* _What you have to do_:
Scan the records for the line containing "Output a JSON"; extract it and all later lines, verbatim, through the end, and nothing before it.

##########

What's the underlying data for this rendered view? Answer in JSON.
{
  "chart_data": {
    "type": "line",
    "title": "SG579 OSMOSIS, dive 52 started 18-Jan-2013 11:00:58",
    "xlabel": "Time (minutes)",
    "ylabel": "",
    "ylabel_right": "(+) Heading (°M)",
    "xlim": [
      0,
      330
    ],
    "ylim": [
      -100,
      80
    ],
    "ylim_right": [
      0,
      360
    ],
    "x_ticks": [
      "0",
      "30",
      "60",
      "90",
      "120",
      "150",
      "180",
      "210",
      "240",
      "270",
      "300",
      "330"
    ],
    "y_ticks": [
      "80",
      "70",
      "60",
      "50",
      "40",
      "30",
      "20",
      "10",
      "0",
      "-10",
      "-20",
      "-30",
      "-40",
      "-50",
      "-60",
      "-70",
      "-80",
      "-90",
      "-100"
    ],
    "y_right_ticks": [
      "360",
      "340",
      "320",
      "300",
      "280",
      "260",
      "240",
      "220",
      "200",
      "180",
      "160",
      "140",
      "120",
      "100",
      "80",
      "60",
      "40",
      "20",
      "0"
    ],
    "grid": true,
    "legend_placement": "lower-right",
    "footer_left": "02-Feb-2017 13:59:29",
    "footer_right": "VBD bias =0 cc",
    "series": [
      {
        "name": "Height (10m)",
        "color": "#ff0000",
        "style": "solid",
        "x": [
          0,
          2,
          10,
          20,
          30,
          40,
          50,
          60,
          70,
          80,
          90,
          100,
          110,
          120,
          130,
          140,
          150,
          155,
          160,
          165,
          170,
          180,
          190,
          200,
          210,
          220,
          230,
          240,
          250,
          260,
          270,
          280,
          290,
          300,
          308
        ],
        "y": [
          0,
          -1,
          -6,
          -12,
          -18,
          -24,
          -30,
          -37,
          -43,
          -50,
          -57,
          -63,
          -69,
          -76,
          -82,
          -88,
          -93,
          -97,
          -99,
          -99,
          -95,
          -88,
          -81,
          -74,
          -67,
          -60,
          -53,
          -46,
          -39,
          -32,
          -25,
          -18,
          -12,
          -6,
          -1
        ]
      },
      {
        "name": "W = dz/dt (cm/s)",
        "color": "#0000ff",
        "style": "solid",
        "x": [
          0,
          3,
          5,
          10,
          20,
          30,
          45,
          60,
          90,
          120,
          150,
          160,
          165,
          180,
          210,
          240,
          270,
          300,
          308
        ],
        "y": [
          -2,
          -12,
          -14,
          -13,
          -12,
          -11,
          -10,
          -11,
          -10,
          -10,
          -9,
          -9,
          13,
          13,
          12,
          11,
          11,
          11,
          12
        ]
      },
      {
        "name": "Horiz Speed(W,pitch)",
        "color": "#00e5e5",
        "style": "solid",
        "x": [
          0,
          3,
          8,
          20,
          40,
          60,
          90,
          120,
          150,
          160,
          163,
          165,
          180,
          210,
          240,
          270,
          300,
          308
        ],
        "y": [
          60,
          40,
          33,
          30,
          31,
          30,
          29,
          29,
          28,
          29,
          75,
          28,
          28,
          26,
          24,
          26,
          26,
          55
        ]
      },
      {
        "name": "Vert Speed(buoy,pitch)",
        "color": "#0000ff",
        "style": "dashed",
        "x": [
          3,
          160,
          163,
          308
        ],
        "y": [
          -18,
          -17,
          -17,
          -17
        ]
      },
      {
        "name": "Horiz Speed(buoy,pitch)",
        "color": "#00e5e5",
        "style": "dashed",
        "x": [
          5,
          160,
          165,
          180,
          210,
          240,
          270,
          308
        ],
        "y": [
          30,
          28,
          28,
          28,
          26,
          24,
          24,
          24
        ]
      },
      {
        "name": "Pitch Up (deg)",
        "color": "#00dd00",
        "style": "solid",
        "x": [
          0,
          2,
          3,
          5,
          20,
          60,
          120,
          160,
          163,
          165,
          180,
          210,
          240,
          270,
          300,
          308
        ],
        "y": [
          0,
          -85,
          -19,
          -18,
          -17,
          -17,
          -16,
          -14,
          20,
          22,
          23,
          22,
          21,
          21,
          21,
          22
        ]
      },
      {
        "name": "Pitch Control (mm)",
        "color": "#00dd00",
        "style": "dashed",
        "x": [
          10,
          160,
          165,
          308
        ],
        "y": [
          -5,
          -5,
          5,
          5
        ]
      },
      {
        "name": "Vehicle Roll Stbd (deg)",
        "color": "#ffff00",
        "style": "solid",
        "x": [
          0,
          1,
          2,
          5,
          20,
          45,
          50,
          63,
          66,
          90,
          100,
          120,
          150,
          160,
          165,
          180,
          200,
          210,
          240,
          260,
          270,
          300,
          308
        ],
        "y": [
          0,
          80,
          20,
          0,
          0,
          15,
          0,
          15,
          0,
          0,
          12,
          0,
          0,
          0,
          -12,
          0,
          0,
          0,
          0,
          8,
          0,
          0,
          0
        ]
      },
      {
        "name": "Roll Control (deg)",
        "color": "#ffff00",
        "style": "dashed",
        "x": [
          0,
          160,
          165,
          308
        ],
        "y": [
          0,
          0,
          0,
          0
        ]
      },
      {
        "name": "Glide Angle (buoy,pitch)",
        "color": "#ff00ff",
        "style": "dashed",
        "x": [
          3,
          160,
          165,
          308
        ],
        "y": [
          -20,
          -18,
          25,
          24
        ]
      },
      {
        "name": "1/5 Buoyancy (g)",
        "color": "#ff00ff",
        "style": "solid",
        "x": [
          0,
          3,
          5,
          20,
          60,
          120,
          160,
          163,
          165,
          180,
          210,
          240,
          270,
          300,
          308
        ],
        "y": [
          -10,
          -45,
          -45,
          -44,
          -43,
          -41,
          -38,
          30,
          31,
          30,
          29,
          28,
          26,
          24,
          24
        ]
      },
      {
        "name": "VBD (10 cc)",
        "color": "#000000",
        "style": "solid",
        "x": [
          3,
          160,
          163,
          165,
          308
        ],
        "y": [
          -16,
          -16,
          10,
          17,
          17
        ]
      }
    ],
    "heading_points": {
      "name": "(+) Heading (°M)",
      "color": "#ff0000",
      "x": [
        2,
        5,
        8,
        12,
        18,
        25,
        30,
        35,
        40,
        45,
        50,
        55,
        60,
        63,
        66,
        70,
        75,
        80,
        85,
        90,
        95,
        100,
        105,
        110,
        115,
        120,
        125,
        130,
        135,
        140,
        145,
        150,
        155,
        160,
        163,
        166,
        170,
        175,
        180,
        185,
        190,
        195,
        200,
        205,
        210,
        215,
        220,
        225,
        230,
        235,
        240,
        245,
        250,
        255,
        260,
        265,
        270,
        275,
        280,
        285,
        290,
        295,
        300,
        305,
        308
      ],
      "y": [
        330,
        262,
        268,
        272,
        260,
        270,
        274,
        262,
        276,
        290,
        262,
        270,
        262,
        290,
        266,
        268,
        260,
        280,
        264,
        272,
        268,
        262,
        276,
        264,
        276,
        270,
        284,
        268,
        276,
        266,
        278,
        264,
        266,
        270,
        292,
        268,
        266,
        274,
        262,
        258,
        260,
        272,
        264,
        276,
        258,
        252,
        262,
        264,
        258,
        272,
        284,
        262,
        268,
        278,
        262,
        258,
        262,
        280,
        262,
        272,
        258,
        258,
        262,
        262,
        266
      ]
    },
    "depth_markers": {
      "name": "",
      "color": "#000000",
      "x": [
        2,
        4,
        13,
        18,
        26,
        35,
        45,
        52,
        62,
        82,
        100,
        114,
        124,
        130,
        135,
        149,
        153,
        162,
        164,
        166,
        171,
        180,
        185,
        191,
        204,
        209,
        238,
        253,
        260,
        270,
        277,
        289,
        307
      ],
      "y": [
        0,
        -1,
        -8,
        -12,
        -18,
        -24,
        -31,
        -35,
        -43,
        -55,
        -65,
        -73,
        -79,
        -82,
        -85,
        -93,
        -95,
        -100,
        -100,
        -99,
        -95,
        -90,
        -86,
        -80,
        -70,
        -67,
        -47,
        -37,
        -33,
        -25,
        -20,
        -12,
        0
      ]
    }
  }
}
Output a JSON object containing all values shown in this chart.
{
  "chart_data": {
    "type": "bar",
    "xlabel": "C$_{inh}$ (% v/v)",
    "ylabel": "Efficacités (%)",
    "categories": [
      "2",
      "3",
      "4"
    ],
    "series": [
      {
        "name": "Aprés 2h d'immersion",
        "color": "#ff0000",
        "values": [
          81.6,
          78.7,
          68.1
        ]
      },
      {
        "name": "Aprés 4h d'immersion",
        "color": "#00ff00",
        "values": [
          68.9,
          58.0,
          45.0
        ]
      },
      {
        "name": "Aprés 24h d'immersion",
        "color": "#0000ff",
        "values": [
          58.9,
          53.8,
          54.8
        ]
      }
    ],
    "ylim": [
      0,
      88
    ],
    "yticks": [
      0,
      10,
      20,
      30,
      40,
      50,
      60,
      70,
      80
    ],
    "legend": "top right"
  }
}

##########

* _Answer_:
Output a JSON object containing all values shown in this chart.
{
  "chart_data": {
    "type": "bar",
    "xlabel": "C$_{inh}$ (% v/v)",
    "ylabel": "Efficacités (%)",
    "categories": [
      "2",
      "3",
      "4"
    ],
    "series": [
      {
        "name": "Aprés 2h d'immersion",
        "color": "#ff0000",
        "values": [
          81.6,
          78.7,
          68.1
        ]
      },
      {
        "name": "Aprés 4h d'immersion",
        "color": "#00ff00",
        "values": [
          68.9,
          58.0,
          45.0
        ]
      },
      {
        "name": "Aprés 24h d'immersion",
        "color": "#0000ff",
        "values": [
          58.9,
          53.8,
          54.8
        ]
      }
    ],
    "ylim": [
      0,
      88
    ],
    "yticks": [
      0,
      10,
      20,
      30,
      40,
      50,
      60,
      70,
      80
    ],
    "legend": "top right"
  }
}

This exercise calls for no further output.